PROBLEM DESCRIPTION — Write out every record in full, exactly as written, please.

RECORDS PROVIDED —
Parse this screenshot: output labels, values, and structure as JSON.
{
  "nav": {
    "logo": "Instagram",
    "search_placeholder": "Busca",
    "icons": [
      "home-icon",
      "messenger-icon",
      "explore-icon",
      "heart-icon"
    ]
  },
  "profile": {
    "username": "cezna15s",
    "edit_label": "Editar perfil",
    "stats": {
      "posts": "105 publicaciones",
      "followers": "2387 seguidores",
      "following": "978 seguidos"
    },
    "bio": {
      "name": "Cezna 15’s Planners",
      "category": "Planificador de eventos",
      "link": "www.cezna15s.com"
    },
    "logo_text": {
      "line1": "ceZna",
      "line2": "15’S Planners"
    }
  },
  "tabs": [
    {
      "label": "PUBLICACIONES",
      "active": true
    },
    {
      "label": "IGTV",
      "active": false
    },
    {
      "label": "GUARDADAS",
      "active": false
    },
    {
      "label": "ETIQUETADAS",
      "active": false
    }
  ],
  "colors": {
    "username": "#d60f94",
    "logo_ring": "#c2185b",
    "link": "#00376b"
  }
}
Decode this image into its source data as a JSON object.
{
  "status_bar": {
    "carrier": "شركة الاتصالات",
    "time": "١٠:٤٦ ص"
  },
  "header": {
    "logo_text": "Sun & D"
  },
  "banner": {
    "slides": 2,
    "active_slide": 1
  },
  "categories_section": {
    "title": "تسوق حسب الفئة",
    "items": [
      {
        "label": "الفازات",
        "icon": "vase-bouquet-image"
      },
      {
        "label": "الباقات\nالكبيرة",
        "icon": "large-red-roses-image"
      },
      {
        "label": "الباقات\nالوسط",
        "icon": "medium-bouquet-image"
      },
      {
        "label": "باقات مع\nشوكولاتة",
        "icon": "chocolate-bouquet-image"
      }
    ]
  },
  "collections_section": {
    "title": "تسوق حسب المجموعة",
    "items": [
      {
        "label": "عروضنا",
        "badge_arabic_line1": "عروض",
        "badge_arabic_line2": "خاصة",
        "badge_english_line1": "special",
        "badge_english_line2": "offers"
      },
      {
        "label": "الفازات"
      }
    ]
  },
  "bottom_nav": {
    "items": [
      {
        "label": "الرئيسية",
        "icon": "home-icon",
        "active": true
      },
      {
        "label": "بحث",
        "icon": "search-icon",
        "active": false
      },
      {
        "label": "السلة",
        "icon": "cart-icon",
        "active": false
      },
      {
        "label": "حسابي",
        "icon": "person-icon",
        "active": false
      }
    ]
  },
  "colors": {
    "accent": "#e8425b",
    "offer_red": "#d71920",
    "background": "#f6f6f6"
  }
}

EXERCISE RESPONSE —
Parse this screenshot: output labels, values, and structure as JSON.
{
  "nav": {
    "logo": "Instagram",
    "search_placeholder": "Busca",
    "icons": [
      "home-icon",
      "messenger-icon",
      "explore-icon",
      "heart-icon"
    ]
  },
  "profile": {
    "username": "cezna15s",
    "edit_label": "Editar perfil",
    "stats": {
      "posts": "105 publicaciones",
      "followers": "2387 seguidores",
      "following": "978 seguidos"
    },
    "bio": {
      "name": "Cezna 15’s Planners",
      "category": "Planificador de eventos",
      "link": "www.cezna15s.com"
    },
    "logo_text": {
      "line1": "ceZna",
      "line2": "15’S Planners"
    }
  },
  "tabs": [
    {
      "label": "PUBLICACIONES",
      "active": true
    },
    {
      "label": "IGTV",
      "active": false
    },
    {
      "label": "GUARDADAS",
      "active": false
    },
    {
      "label": "ETIQUETADAS",
      "active": false
    }
  ],
  "colors": {
    "username": "#d60f94",
    "logo_ring": "#c2185b",
    "link": "#00376b"
  }
}
Decode this image into its source data as a JSON object.
{
  "status_bar": {
    "carrier": "شركة الاتصالات",
    "time": "١٠:٤٦ ص"
  },
  "header": {
    "logo_text": "Sun & D"
  },
  "banner": {
    "slides": 2,
    "active_slide": 1
  },
  "categories_section": {
    "title": "تسوق حسب الفئة",
    "items": [
      {
        "label": "الفازات",
        "icon": "vase-bouquet-image"
      },
      {
        "label": "الباقات\nالكبيرة",
        "icon": "large-red-roses-image"
      },
      {
        "label": "الباقات\nالوسط",
        "icon": "medium-bouquet-image"
      },
      {
        "label": "باقات مع\nشوكولاتة",
        "icon": "chocolate-bouquet-image"
      }
    ]
  },
  "collections_section": {
    "title": "تسوق حسب المجموعة",
    "items": [
      {
        "label": "عروضنا",
        "badge_arabic_line1": "عروض",
        "badge_arabic_line2": "خاصة",
        "badge_english_line1": "special",
        "badge_english_line2": "offers"
      },
      {
        "label": "الفازات"
      }
    ]
  },
  "bottom_nav": {
    "items": [
      {
        "label": "الرئيسية",
        "icon": "home-icon",
        "active": true
      },
      {
        "label": "بحث",
        "icon": "search-icon",
        "active": false
      },
      {
        "label": "السلة",
        "icon": "cart-icon",
        "active": false
      },
      {
        "label": "حسابي",
        "icon": "person-icon",
        "active": false
      }
    ]
  },
  "colors": {
    "accent": "#e8425b",
    "offer_red": "#d71920",
    "background": "#f6f6f6"
  }
}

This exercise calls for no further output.